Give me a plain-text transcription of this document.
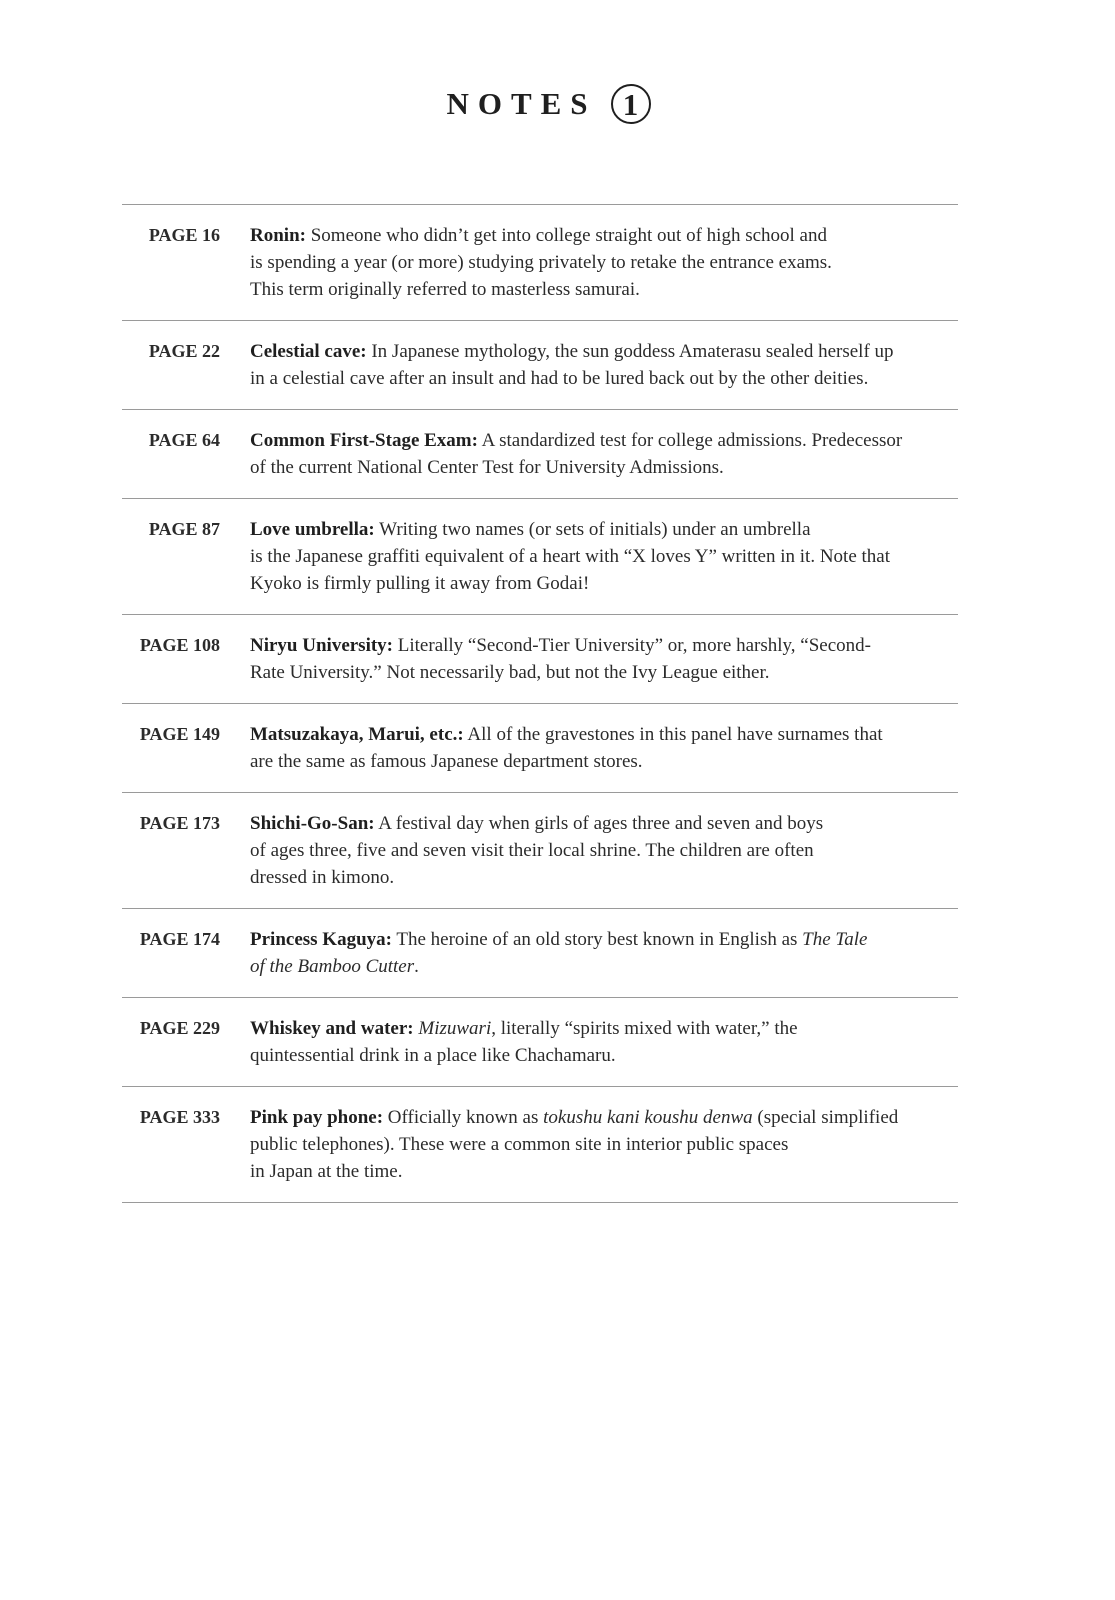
NOTES 1
PAGE 16 Ronin: Someone who didn’t get into college straight out of high school and
is spending a year (or more) studying privately to retake the entrance exams.
This term originally referred to masterless samurai.
PAGE 22 Celestial cave: In Japanese mythology, the sun goddess Amaterasu sealed herself up
in a celestial cave after an insult and had to be lured back out by the other deities.
PAGE 64 Common First-Stage Exam: A standardized test for college admissions. Predecessor
of the current National Center Test for University Admissions.
PAGE 87 Love umbrella: Writing two names (or sets of initials) under an umbrella
is the Japanese graffiti equivalent of a heart with “X loves Y” written in it. Note that
Kyoko is firmly pulling it away from Godai!
PAGE 108 Niryu University: Literally “Second-Tier University” or, more harshly, “Second-
Rate University.” Not necessarily bad, but not the Ivy League either.
PAGE 149 Matsuzakaya, Marui, etc.: All of the gravestones in this panel have surnames that
are the same as famous Japanese department stores.
PAGE 173 Shichi-Go-San: A festival day when girls of ages three and seven and boys
of ages three, five and seven visit their local shrine. The children are often
dressed in kimono.
PAGE 174 Princess Kaguya: The heroine of an old story best known in English as The Tale
of the Bamboo Cutter.
PAGE 229 Whiskey and water: Mizuwari, literally “spirits mixed with water,” the
quintessential drink in a place like Chachamaru.
PAGE 333 Pink pay phone: Officially known as tokushu kani koushu denwa (special simplified
public telephones). These were a common site in interior public spaces
in Japan at the time.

□ □ □ □ □ □ □

▸ SHORT EXERCISE
Pick out every line above that contains the word "cave" and copy it.

▸ WRITTEN SOLUTION
PAGE 22 Celestial cave: In Japanese mythology, the sun goddess Amaterasu sealed herself up
in a celestial cave after an insult and had to be lured back out by the other deities.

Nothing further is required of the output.